PROVIDED INFORMATION:
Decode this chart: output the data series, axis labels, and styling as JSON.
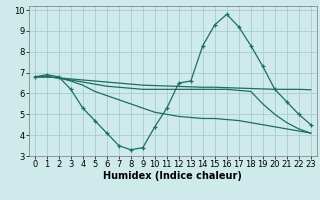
{
  "line1_x": [
    0,
    1,
    2,
    3,
    4,
    5,
    6,
    7,
    8,
    9,
    10,
    11,
    12,
    13,
    14,
    15,
    16,
    17,
    18,
    19,
    20,
    21,
    22,
    23
  ],
  "line1_y": [
    6.8,
    6.9,
    6.8,
    6.2,
    5.3,
    4.7,
    4.1,
    3.5,
    3.3,
    3.4,
    4.4,
    5.3,
    6.5,
    6.6,
    8.3,
    9.3,
    9.8,
    9.2,
    8.3,
    7.3,
    6.2,
    5.6,
    5.0,
    4.5
  ],
  "line2_x": [
    0,
    1,
    2,
    3,
    4,
    5,
    6,
    7,
    8,
    9,
    10,
    11,
    12,
    13,
    14,
    15,
    16,
    17,
    18,
    19,
    20,
    21,
    22,
    23
  ],
  "line2_y": [
    6.8,
    6.8,
    6.75,
    6.7,
    6.65,
    6.6,
    6.55,
    6.5,
    6.45,
    6.4,
    6.38,
    6.36,
    6.34,
    6.32,
    6.3,
    6.3,
    6.28,
    6.26,
    6.24,
    6.22,
    6.2,
    6.2,
    6.2,
    6.18
  ],
  "line3_x": [
    0,
    1,
    2,
    3,
    4,
    5,
    6,
    7,
    8,
    9,
    10,
    11,
    12,
    13,
    14,
    15,
    16,
    17,
    18,
    19,
    20,
    21,
    22,
    23
  ],
  "line3_y": [
    6.8,
    6.8,
    6.75,
    6.6,
    6.4,
    6.1,
    5.9,
    5.7,
    5.5,
    5.3,
    5.1,
    5.0,
    4.9,
    4.85,
    4.8,
    4.8,
    4.75,
    4.7,
    4.6,
    4.5,
    4.4,
    4.3,
    4.2,
    4.1
  ],
  "line4_x": [
    0,
    1,
    2,
    3,
    4,
    5,
    6,
    7,
    8,
    9,
    10,
    11,
    12,
    13,
    14,
    15,
    16,
    17,
    18,
    19,
    20,
    21,
    22,
    23
  ],
  "line4_y": [
    6.8,
    6.8,
    6.75,
    6.65,
    6.55,
    6.45,
    6.35,
    6.3,
    6.25,
    6.2,
    6.2,
    6.2,
    6.2,
    6.2,
    6.2,
    6.2,
    6.2,
    6.15,
    6.1,
    5.5,
    5.0,
    4.6,
    4.3,
    4.1
  ],
  "line_color": "#1e6e5e",
  "bg_color": "#ceeaea",
  "grid_color": "#a8cece",
  "xlabel": "Humidex (Indice chaleur)",
  "xlabel_fontsize": 7,
  "xlim": [
    -0.5,
    23.5
  ],
  "ylim": [
    3,
    10.2
  ],
  "yticks": [
    3,
    4,
    5,
    6,
    7,
    8,
    9,
    10
  ],
  "xticks": [
    0,
    1,
    2,
    3,
    4,
    5,
    6,
    7,
    8,
    9,
    10,
    11,
    12,
    13,
    14,
    15,
    16,
    17,
    18,
    19,
    20,
    21,
    22,
    23
  ],
  "tick_fontsize": 6
}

WHAT YOU NEED TO DO: Return all the entries word for word, but omit any pictures they contain.

FINISHED TASK:
Decode this chart: output the data series, axis labels, and styling as JSON.
{
  "line1_x": [
    0,
    1,
    2,
    3,
    4,
    5,
    6,
    7,
    8,
    9,
    10,
    11,
    12,
    13,
    14,
    15,
    16,
    17,
    18,
    19,
    20,
    21,
    22,
    23
  ],
  "line1_y": [
    6.8,
    6.9,
    6.8,
    6.2,
    5.3,
    4.7,
    4.1,
    3.5,
    3.3,
    3.4,
    4.4,
    5.3,
    6.5,
    6.6,
    8.3,
    9.3,
    9.8,
    9.2,
    8.3,
    7.3,
    6.2,
    5.6,
    5.0,
    4.5
  ],
  "line2_x": [
    0,
    1,
    2,
    3,
    4,
    5,
    6,
    7,
    8,
    9,
    10,
    11,
    12,
    13,
    14,
    15,
    16,
    17,
    18,
    19,
    20,
    21,
    22,
    23
  ],
  "line2_y": [
    6.8,
    6.8,
    6.75,
    6.7,
    6.65,
    6.6,
    6.55,
    6.5,
    6.45,
    6.4,
    6.38,
    6.36,
    6.34,
    6.32,
    6.3,
    6.3,
    6.28,
    6.26,
    6.24,
    6.22,
    6.2,
    6.2,
    6.2,
    6.18
  ],
  "line3_x": [
    0,
    1,
    2,
    3,
    4,
    5,
    6,
    7,
    8,
    9,
    10,
    11,
    12,
    13,
    14,
    15,
    16,
    17,
    18,
    19,
    20,
    21,
    22,
    23
  ],
  "line3_y": [
    6.8,
    6.8,
    6.75,
    6.6,
    6.4,
    6.1,
    5.9,
    5.7,
    5.5,
    5.3,
    5.1,
    5.0,
    4.9,
    4.85,
    4.8,
    4.8,
    4.75,
    4.7,
    4.6,
    4.5,
    4.4,
    4.3,
    4.2,
    4.1
  ],
  "line4_x": [
    0,
    1,
    2,
    3,
    4,
    5,
    6,
    7,
    8,
    9,
    10,
    11,
    12,
    13,
    14,
    15,
    16,
    17,
    18,
    19,
    20,
    21,
    22,
    23
  ],
  "line4_y": [
    6.8,
    6.8,
    6.75,
    6.65,
    6.55,
    6.45,
    6.35,
    6.3,
    6.25,
    6.2,
    6.2,
    6.2,
    6.2,
    6.2,
    6.2,
    6.2,
    6.2,
    6.15,
    6.1,
    5.5,
    5.0,
    4.6,
    4.3,
    4.1
  ],
  "line_color": "#1e6e5e",
  "bg_color": "#ceeaea",
  "grid_color": "#a8cece",
  "xlabel": "Humidex (Indice chaleur)",
  "xlabel_fontsize": 7,
  "xlim": [
    -0.5,
    23.5
  ],
  "ylim": [
    3,
    10.2
  ],
  "yticks": [
    3,
    4,
    5,
    6,
    7,
    8,
    9,
    10
  ],
  "xticks": [
    0,
    1,
    2,
    3,
    4,
    5,
    6,
    7,
    8,
    9,
    10,
    11,
    12,
    13,
    14,
    15,
    16,
    17,
    18,
    19,
    20,
    21,
    22,
    23
  ],
  "tick_fontsize": 6
}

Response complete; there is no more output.